+++ GECITEERDE TEKST
Sinds Soldaat-hovenier is verschenen wordt Joris Vermassen overladen met lof. En terecht, het is nu al een van de beste boeken van het jaar. Maar behalve lof, krijgt Vermassen ook voortdurend de vraag: wat is er allemaal waargebeurd in dit verhaal? “Eigenlijk zou dat er niet toe moeten doen’’, vindt de auteur. Al is hij zijn grootvader wel iets verschuldigd, want zonder hem zou Soldaat-hovenier nooit hebben bestaan.
Thuis in Gent heeft Joris Vermassen (1964) nog stapels papieren uit familiebezit. Zijn neef heeft veel oude documenten en brieven bewaard die Vermassen gebruikt voor zijn nieuwste beeldroman. “Toen mijn neef Soldaat-hovenier las, zei hij: ‘Grootvader zou hier en daar zijn wenkbrauwen hebben gefronst, maar hij zou het wel mooi gevonden hebben.’ Uiteindelijk was hij een groot liefhebber van literatuur. En als geen ander wist mijn grootvader dat elk verhaal uiteindelijk op de reële wereld is gebaseerd.”
++++++
+++ AANGELEVERDE GEGEVENS
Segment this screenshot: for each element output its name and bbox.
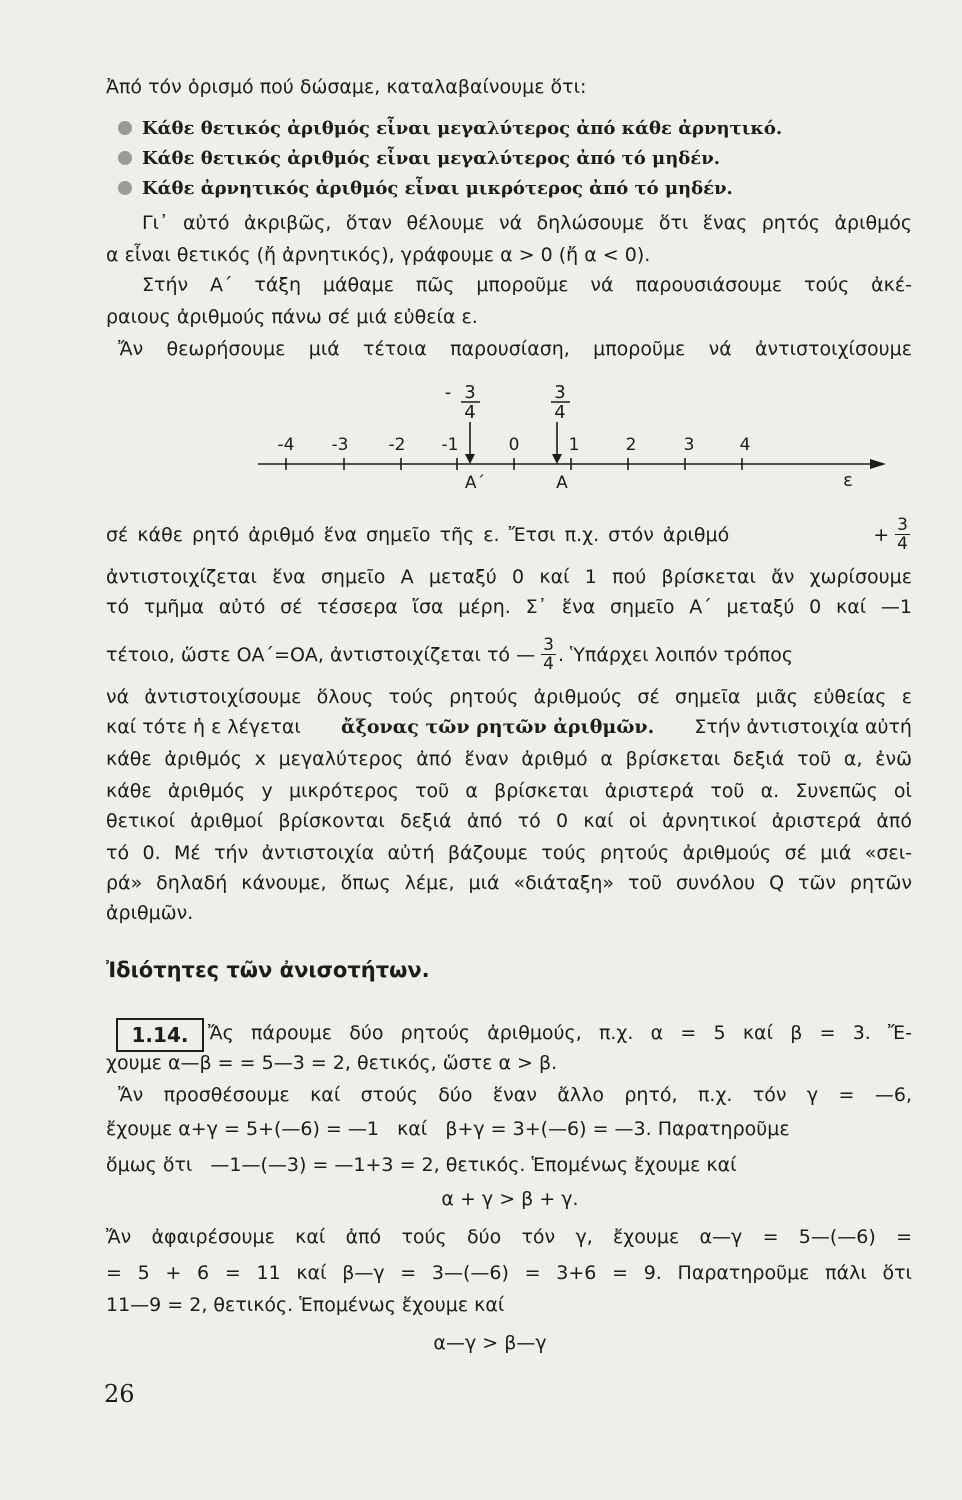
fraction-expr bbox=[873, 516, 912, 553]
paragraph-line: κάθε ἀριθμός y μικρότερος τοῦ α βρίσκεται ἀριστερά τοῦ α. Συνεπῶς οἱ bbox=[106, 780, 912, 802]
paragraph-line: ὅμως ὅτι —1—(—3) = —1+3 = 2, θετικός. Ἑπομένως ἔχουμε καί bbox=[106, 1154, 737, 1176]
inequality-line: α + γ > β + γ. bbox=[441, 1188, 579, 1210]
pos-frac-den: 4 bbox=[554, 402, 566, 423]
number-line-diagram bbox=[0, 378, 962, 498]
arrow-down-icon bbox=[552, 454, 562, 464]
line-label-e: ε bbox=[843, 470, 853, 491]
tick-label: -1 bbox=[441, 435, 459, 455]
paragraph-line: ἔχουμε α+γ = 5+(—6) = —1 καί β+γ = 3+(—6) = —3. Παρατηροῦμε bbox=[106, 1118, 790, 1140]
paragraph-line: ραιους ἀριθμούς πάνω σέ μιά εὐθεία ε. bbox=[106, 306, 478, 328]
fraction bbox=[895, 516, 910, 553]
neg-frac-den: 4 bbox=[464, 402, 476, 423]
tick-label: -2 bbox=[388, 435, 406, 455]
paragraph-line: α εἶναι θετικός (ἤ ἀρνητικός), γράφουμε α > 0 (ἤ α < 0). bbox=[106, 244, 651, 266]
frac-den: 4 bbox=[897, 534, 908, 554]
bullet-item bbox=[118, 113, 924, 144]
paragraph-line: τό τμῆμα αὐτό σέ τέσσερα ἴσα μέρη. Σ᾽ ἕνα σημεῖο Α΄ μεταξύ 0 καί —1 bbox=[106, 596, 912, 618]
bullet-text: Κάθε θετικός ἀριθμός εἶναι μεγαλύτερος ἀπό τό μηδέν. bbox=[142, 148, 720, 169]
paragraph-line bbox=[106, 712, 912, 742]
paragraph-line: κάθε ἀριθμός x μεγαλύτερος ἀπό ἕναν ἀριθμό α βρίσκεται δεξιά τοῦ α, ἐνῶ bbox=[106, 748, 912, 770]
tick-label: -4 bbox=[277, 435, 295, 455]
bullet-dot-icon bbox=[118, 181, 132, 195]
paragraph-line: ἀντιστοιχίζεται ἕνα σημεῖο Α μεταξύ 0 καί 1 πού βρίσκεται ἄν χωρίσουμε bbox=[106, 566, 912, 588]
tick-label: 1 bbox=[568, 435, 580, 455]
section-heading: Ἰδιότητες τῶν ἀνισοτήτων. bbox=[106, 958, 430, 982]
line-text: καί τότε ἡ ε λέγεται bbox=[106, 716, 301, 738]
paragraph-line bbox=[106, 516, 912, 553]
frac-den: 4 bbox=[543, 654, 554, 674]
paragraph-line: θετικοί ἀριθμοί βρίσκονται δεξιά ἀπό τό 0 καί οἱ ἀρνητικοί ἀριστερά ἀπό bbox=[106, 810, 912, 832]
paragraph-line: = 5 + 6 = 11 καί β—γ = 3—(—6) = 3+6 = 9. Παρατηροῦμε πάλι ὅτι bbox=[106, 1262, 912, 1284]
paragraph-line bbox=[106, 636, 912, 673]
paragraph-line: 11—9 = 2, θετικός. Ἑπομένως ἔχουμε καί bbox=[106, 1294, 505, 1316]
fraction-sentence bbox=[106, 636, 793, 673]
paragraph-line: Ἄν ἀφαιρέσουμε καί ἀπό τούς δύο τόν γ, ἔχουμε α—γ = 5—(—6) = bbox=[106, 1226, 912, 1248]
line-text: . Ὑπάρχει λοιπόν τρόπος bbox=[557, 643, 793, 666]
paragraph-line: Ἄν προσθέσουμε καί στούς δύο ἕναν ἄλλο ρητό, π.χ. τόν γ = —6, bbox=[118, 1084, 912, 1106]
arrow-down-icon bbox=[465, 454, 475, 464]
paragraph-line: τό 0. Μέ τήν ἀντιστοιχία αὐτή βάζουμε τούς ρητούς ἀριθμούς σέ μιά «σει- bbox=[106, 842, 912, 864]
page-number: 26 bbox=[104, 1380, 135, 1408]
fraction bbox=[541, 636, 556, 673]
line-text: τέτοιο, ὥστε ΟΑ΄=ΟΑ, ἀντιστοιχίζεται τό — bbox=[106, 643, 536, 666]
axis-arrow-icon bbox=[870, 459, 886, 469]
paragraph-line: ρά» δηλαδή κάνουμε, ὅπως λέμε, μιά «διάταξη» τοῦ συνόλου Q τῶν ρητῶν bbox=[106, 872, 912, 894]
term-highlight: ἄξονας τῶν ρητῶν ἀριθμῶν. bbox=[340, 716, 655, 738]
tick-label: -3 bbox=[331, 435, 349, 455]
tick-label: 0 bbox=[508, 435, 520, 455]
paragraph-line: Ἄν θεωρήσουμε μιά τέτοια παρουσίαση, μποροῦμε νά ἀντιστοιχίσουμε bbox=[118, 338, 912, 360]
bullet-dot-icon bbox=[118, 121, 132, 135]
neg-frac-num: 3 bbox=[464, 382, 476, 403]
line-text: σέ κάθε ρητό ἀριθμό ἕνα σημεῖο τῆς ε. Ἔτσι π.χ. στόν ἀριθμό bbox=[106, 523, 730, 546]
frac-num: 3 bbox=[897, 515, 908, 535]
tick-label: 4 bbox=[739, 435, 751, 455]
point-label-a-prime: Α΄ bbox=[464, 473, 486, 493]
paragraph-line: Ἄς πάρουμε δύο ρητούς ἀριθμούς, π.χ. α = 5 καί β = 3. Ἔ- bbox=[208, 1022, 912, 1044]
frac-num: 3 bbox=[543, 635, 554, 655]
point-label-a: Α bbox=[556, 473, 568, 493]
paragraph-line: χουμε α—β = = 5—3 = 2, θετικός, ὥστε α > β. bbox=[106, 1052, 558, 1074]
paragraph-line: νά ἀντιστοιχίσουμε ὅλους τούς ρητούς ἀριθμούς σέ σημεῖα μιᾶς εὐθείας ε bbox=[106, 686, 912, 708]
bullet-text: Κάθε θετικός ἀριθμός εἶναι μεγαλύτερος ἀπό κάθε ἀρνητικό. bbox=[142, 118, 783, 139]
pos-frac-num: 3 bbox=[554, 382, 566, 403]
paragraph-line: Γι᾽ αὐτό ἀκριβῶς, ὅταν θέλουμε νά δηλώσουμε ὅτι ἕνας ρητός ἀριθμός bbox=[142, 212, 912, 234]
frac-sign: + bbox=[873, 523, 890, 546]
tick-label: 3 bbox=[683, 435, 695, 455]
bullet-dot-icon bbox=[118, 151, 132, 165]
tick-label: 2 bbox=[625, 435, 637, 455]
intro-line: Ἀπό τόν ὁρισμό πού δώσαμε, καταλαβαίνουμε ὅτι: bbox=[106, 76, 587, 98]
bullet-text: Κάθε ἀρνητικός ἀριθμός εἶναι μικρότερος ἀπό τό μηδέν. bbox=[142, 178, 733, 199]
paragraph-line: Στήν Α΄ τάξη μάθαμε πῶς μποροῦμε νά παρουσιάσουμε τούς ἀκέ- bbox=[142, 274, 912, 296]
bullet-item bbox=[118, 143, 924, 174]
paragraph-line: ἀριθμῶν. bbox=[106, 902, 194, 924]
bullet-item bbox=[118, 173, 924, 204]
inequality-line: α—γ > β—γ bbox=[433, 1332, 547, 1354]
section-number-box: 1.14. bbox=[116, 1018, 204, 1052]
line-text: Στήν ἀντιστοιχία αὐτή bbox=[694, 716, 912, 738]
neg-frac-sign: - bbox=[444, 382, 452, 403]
++++++
+++ AANGELEVERDE GEGEVENS
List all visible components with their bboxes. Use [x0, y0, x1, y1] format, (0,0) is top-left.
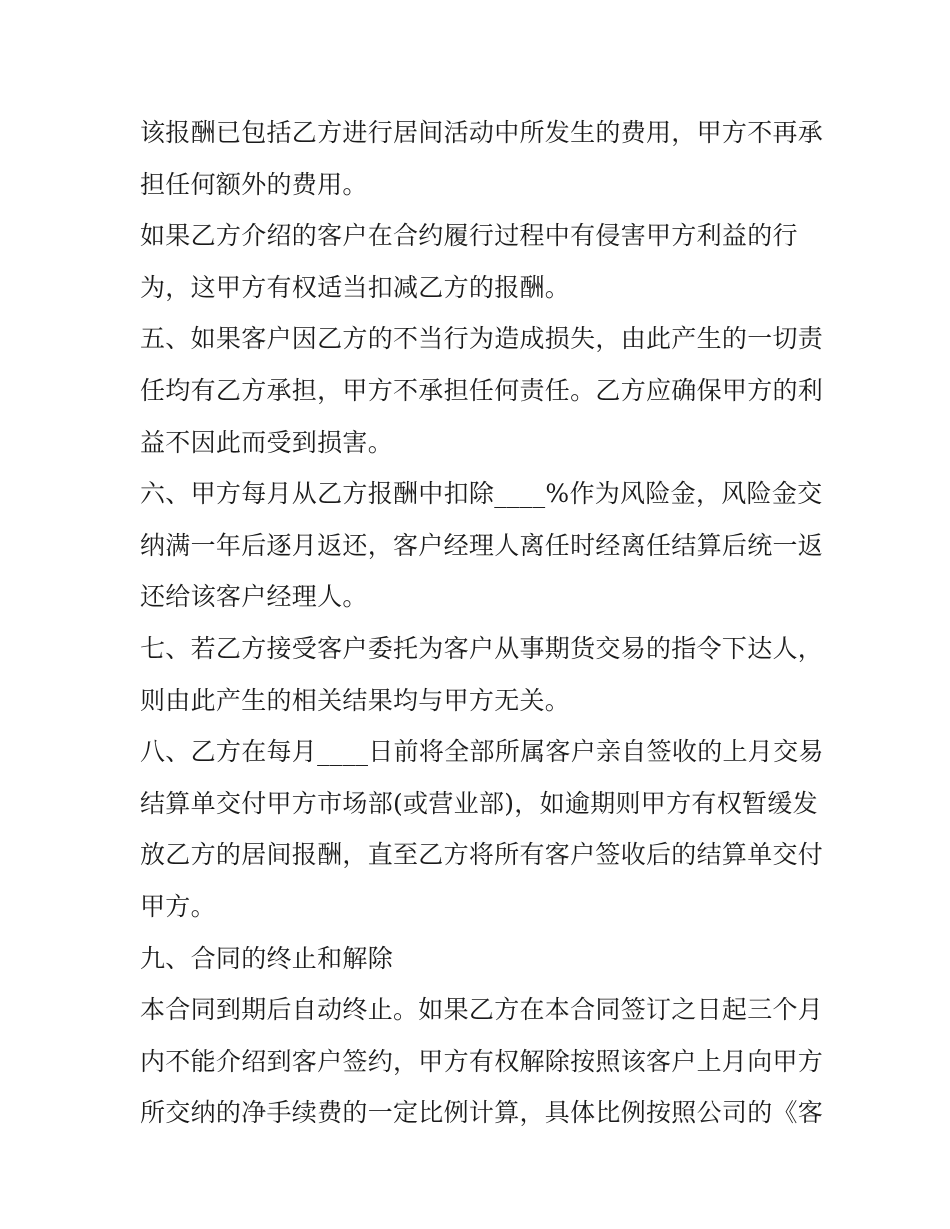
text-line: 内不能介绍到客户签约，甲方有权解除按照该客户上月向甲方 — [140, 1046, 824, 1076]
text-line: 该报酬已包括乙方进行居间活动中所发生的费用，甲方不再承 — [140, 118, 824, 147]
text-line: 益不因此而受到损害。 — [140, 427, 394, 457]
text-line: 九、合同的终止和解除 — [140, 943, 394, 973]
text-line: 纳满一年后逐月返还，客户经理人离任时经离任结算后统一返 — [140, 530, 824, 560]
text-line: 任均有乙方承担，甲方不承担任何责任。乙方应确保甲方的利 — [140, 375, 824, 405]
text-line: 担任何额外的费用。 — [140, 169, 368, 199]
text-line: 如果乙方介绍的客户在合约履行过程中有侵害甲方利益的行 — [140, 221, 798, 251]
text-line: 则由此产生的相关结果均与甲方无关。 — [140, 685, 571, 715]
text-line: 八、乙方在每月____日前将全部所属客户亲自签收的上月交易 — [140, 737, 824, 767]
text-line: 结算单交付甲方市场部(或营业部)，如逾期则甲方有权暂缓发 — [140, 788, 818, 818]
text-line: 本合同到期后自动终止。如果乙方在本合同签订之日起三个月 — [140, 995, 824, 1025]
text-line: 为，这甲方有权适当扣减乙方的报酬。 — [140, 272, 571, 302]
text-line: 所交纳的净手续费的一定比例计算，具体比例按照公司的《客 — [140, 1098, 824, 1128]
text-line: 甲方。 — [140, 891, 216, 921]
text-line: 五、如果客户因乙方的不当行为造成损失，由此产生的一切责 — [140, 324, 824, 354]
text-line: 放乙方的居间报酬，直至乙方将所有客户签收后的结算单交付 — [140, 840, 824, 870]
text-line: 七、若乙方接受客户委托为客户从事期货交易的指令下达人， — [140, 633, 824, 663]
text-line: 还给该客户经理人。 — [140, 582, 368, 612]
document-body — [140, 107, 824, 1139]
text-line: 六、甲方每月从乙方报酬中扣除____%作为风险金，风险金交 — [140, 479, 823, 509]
++++++
» OPDRACHTEN
a. Herhaal uit de rijen de regels tussen de regel met "text-line: 内不能介绍到客户签约，甲方有权解除按照该客户上月向甲方 —" en de regel met "text-line: 担任何额外的费用。 — [140, 169, 368, 199]", beide inbegrepen.
b. Pak de tekst over Soldaat-hovenier weer op na de laatste zin en schrijf verder.
De tekst en de rijen hebben een verschillende herkomst.

» ANTWOORDEN
a.
text-line: 内不能介绍到客户签约，甲方有权解除按照该客户上月向甲方 — [140, 1046, 824, 1076]
text-line: 该报酬已包括乙方进行居间活动中所发生的费用，甲方不再承 — [140, 118, 824, 147]
text-line: 益不因此而受到损害。 — [140, 427, 394, 457]
text-line: 九、合同的终止和解除 — [140, 943, 394, 973]
text-line: 纳满一年后逐月返还，客户经理人离任时经离任结算后统一返 — [140, 530, 824, 560]
text-line: 任均有乙方承担，甲方不承担任何责任。乙方应确保甲方的利 — [140, 375, 824, 405]
text-line: 担任何额外的费用。 — [140, 169, 368, 199]

b.
Want vooropgesteld: dit verhaal is fictie. Al komt de inspiratie wel uit het dagboek dat Vermassen als jongeling al van zijn opa las, waarin hij gedetailleerd schreef over zijn jaren als soldaat in de Eerste Wereldoorlog.
In Soldaat-hovenier, een liefde tussen hemel en hel vertelt Vermassen het verhaal van Alois, een wat brave en diepgelovige tuinman die in augustus 1914 onder de wapenen wordt geroepen. Hij belooft zijn verloofde Clothilde voor de Kerst weer terug te zijn. Dan zullen ze trouwen. Maar maanden worden jaren. Alois vecht in de loopgraven en wordt later overgeplaatst naar Frankrijk waar hij verminkte soldaten moet helpen een vak te leren voor als de oorlog ooit voorbij is. Wanneer hij verliefd wordt op een Française, worstelt hij met zijn belofte aan Clothilde.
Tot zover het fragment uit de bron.